- [Brief]: Copy nothing but the lines running from the one containing "Read out every word on this page." through the end of the listing below. Drop the pictures.

- [Provided records]:
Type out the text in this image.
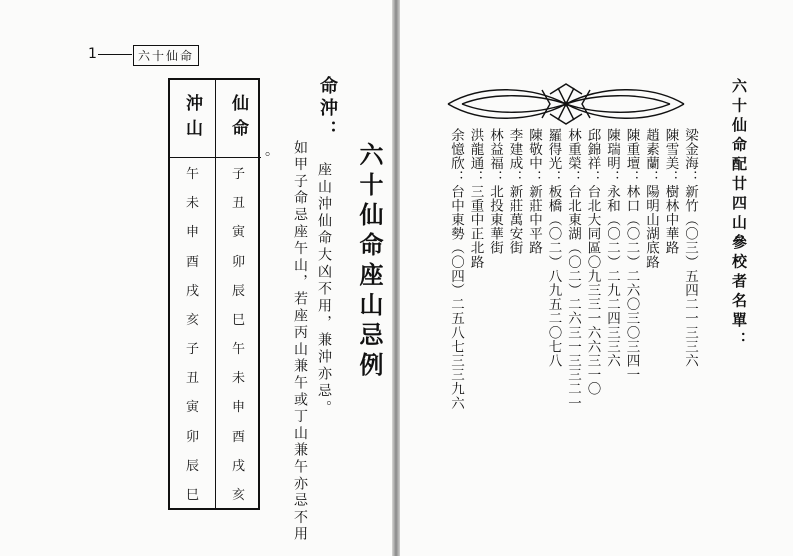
1	六十仙命
仙命
子
丑
寅
卯
辰
巳
午
未
申
酉
戌
亥
沖山
午
未
申
酉
戌
亥
子
丑
寅
卯
辰
巳
六十仙命座山忌例
命沖：
座山沖仙命大凶不用，兼沖亦忌。
如甲子命忌座午山，若座丙山兼午或丁山兼午亦忌不用
。	六十仙命配廿四山參校者名單：
梁金海：新竹（〇三）五四二一三三六
陳雪美：樹林中華路
趙素蘭：陽明山湖底路
陳重壇：林口（〇二）二六〇三〇三四一
陳瑞明：永和（〇二）二九二四三三六
邱錦祥：台北大同區〇九三三一六六三一〇
林重榮：台北東湖（〇二）二六三一三三二一
羅得光：板橋（〇二）八九五二〇七八
陳敬中：新莊中平路
李建成：新莊萬安街
林益福：北投東華街
洪龍通：三重中正北路
余憶欣：台中東勢（〇四）二五八七三三九六
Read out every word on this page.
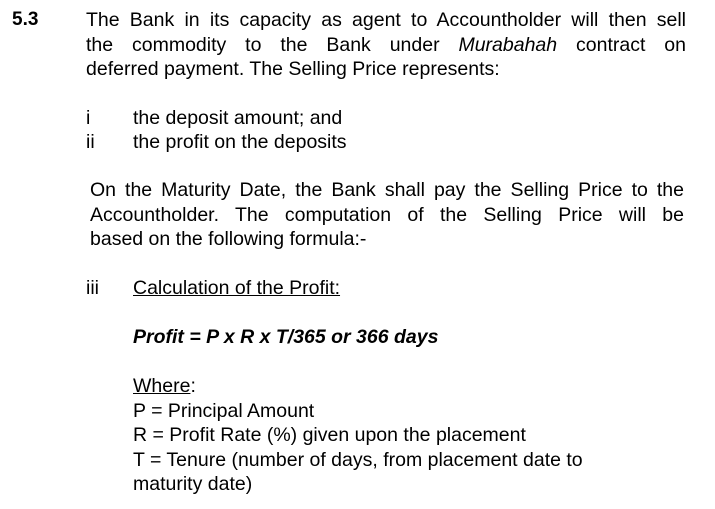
5.3 The Bank in its capacity as agent to Accountholder will then sell
the commodity to the Bank under Murabahah contract on
deferred payment. The Selling Price represents:
i the deposit amount; and
ii the profit on the deposits
On the Maturity Date, the Bank shall pay the Selling Price to the
Accountholder. The computation of the Selling Price will be
based on the following formula:-
iii Calculation of the Profit:
Profit = P x R x T/365 or 366 days
Where:
P = Principal Amount
R = Profit Rate (%) given upon the placement
T = Tenure (number of days, from placement date to
maturity date)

- [Completed exercise]:
Read out every word on this page.
5.3 The Bank in its capacity as agent to Accountholder will then sell
the commodity to the Bank under Murabahah contract on
deferred payment. The Selling Price represents:
i the deposit amount; and
ii the profit on the deposits
On the Maturity Date, the Bank shall pay the Selling Price to the
Accountholder. The computation of the Selling Price will be
based on the following formula:-
iii Calculation of the Profit:
Profit = P x R x T/365 or 366 days
Where:
P = Principal Amount
R = Profit Rate (%) given upon the placement
T = Tenure (number of days, from placement date to
maturity date)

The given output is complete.